## Problem requirements
Gather up the lines that contain "content".

begin Data extract

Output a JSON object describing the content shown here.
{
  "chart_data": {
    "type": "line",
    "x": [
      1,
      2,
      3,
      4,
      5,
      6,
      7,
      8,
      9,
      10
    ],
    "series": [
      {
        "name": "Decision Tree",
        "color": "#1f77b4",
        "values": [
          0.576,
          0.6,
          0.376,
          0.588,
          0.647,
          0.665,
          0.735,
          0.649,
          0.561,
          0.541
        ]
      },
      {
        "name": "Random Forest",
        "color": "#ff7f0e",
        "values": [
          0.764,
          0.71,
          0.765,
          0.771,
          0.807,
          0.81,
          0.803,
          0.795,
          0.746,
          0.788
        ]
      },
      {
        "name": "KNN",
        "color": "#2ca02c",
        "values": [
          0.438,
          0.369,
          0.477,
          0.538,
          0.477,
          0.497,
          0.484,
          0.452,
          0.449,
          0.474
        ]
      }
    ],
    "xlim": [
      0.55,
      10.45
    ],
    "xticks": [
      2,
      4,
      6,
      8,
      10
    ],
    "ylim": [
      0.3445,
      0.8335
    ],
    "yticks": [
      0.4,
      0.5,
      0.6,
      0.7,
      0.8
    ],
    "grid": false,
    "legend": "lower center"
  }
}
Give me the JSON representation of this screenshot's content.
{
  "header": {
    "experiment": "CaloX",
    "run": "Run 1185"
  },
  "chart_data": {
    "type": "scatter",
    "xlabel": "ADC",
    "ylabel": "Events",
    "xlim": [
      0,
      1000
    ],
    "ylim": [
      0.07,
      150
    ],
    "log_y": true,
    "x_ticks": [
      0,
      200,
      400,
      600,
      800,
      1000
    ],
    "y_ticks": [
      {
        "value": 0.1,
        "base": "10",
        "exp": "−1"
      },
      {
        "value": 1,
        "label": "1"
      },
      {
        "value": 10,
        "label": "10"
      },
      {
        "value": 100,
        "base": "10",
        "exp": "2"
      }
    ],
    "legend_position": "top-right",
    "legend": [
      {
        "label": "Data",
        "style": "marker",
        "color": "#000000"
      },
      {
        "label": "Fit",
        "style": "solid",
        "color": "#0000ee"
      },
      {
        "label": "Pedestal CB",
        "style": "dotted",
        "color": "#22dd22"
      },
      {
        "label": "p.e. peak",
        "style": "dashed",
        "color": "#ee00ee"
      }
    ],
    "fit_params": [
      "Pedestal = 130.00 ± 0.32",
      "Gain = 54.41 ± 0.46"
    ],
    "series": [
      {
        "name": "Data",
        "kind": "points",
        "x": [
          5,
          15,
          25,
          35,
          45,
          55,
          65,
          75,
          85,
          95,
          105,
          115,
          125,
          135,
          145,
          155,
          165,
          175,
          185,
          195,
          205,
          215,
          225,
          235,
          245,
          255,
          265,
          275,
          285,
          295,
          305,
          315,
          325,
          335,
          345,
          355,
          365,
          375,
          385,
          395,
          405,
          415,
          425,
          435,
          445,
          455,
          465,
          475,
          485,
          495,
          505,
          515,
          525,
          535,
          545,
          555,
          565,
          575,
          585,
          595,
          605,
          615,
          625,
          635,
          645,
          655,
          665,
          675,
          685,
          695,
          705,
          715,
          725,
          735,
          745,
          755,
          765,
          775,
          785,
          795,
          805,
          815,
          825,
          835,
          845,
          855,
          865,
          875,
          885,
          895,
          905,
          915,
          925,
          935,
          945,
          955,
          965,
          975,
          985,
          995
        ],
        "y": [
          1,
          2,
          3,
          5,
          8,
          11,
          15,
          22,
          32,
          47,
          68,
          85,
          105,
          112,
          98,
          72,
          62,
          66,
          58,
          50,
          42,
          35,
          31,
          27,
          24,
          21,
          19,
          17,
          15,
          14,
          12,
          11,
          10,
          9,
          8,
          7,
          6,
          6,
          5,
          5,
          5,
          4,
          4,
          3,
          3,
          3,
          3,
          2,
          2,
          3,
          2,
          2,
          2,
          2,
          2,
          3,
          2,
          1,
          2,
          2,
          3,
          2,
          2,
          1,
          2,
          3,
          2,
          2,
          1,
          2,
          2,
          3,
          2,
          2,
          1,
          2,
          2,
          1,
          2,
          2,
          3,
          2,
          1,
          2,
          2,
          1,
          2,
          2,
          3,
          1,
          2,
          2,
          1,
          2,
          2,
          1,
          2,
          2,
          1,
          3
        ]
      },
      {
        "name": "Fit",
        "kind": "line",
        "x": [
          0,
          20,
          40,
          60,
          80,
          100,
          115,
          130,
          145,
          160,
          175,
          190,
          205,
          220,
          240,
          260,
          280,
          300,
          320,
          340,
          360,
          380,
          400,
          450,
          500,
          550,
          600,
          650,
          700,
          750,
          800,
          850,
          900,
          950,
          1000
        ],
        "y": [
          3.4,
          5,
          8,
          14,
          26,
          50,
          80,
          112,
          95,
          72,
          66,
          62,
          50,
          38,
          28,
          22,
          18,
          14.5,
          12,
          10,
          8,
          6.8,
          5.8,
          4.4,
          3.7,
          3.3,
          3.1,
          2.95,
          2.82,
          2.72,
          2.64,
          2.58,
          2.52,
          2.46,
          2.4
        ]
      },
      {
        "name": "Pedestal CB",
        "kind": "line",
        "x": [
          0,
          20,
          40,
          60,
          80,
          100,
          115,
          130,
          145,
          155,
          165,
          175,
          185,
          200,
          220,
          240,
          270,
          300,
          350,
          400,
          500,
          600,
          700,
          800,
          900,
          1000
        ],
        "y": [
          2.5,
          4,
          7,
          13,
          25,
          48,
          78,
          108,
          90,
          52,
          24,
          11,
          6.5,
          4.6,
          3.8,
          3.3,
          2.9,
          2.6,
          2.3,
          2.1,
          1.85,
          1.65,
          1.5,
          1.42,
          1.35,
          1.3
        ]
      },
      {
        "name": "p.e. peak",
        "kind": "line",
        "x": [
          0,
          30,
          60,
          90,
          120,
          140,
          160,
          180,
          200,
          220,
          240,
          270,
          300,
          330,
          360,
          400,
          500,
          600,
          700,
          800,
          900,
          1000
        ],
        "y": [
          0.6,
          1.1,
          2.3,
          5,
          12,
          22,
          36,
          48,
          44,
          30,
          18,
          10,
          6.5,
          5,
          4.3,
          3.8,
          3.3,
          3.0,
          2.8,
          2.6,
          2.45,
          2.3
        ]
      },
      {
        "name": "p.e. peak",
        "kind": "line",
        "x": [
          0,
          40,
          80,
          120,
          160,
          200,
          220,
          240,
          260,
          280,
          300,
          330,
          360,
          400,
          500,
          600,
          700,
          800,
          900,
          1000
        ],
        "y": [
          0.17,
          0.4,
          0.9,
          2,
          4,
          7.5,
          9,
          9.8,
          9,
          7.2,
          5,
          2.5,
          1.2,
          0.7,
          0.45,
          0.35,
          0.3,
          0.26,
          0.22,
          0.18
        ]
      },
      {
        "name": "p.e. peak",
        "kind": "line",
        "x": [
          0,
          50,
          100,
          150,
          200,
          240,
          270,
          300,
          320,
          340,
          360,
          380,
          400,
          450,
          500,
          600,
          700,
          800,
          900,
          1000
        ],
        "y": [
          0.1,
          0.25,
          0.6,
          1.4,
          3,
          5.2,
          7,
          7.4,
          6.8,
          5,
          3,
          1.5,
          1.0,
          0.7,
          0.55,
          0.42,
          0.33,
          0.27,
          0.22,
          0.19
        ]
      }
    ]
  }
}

end Data extract

## Exercise response
Output a JSON object describing the content shown here.
Give me the JSON representation of this screenshot's content.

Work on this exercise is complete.